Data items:
# # # # # # #

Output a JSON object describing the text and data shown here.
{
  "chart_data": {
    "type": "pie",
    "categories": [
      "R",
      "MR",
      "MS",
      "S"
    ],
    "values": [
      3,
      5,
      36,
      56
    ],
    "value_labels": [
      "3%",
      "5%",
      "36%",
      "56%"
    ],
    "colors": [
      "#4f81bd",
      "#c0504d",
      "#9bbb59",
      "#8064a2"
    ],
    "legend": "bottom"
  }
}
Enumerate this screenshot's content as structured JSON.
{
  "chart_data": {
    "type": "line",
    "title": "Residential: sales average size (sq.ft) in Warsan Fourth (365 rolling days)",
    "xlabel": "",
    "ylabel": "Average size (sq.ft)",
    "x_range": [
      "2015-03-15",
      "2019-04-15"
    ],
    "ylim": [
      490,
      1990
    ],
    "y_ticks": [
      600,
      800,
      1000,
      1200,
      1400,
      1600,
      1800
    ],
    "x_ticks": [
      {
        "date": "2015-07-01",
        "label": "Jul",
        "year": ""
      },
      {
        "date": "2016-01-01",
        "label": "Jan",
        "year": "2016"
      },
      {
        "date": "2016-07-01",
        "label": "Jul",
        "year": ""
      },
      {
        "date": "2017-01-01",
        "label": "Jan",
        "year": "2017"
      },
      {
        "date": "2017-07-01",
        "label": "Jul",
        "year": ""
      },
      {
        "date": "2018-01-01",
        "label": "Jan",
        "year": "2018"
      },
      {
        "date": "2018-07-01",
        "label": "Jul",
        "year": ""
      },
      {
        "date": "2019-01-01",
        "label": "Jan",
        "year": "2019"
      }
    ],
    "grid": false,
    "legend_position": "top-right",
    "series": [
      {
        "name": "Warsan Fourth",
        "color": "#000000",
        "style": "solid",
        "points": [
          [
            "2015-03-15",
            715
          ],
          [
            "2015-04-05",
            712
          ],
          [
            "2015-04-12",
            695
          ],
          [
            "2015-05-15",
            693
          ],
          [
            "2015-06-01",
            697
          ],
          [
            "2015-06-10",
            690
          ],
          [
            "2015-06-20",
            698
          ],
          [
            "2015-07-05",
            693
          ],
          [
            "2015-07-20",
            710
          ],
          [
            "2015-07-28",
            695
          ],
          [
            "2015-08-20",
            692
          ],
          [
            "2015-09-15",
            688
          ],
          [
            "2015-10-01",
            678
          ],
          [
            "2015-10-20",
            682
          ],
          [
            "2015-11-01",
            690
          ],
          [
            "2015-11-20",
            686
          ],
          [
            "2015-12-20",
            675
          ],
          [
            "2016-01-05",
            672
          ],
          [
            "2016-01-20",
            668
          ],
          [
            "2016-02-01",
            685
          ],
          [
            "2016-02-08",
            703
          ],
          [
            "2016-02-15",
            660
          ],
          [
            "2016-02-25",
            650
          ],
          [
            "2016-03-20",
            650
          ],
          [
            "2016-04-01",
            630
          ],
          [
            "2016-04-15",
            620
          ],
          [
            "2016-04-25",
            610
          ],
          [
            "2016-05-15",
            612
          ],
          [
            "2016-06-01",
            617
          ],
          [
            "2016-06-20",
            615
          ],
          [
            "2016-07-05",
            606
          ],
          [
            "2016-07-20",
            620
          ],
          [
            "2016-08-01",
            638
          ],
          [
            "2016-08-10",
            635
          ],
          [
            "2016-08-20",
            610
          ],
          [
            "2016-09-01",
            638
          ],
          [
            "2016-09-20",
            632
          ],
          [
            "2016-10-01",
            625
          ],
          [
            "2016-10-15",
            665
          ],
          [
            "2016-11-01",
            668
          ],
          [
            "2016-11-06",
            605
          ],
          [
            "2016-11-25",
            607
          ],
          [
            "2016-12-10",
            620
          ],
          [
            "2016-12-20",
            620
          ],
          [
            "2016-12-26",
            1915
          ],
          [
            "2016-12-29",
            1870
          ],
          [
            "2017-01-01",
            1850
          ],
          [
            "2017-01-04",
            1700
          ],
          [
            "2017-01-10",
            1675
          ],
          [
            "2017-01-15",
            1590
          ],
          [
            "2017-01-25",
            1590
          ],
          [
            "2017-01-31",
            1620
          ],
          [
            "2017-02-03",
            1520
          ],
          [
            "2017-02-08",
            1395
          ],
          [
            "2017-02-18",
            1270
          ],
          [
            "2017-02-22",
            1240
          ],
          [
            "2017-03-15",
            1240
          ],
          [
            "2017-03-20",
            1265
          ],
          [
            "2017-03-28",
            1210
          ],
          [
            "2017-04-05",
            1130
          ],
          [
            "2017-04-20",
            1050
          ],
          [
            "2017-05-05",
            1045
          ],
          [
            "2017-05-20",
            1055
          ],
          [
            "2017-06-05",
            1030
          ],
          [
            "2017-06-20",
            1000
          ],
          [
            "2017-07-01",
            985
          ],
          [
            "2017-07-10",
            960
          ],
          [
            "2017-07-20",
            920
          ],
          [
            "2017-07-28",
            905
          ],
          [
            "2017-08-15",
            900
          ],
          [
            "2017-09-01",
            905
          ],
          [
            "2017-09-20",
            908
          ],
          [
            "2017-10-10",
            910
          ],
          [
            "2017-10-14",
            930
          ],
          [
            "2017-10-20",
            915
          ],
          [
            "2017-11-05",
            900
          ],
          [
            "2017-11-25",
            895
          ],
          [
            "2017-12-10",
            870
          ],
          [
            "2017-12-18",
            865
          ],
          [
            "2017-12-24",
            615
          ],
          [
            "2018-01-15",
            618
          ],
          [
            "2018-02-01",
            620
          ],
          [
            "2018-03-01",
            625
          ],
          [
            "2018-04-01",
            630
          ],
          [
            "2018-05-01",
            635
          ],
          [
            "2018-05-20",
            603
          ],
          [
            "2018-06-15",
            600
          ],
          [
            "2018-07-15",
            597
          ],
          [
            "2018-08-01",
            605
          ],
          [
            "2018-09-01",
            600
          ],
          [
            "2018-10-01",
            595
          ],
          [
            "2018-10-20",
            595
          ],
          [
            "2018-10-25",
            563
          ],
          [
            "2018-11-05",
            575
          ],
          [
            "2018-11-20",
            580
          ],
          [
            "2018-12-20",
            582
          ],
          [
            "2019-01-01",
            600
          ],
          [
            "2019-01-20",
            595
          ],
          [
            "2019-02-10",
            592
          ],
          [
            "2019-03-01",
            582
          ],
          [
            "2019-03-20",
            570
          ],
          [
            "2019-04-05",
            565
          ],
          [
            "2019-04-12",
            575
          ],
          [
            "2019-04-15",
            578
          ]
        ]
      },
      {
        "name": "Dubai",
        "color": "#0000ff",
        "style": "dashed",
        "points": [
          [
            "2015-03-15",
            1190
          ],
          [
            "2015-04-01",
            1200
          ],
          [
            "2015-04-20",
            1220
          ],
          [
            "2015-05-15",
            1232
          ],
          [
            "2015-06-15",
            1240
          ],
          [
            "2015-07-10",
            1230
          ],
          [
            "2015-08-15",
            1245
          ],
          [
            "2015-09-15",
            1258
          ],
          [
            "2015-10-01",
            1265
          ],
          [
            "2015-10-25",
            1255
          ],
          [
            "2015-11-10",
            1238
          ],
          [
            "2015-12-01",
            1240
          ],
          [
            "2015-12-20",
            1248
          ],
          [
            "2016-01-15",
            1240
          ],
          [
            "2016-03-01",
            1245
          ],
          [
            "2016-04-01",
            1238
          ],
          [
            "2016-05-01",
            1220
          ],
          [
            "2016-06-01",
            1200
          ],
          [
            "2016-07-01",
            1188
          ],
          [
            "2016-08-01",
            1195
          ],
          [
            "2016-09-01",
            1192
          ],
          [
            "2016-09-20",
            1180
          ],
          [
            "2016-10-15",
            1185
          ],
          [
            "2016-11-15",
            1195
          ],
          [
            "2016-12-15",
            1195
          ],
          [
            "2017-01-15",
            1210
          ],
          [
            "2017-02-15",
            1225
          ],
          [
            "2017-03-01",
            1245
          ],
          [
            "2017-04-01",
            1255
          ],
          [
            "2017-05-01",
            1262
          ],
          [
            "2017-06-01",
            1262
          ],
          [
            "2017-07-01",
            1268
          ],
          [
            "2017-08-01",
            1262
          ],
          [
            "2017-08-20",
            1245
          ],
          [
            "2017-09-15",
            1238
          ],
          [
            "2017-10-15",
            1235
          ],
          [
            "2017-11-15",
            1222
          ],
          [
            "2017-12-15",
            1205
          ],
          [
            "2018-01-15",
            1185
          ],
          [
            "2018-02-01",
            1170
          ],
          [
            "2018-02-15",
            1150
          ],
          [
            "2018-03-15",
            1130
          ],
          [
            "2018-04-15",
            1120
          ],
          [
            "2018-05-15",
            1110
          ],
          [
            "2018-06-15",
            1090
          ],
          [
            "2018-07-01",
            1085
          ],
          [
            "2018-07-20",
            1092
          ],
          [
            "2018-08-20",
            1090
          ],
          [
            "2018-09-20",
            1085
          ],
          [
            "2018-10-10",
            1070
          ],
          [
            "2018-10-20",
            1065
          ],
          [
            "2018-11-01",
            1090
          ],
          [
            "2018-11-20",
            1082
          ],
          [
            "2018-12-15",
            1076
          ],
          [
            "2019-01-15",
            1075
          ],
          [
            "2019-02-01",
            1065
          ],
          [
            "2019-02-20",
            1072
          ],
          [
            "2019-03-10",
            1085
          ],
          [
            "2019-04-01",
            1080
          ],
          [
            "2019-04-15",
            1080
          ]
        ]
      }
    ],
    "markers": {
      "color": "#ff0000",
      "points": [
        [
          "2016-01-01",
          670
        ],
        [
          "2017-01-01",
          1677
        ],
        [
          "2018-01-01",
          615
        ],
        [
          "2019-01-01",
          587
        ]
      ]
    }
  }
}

# # # # # # #

In the records shown above, how many lines include the word "JSON"? Answer with the number only.

2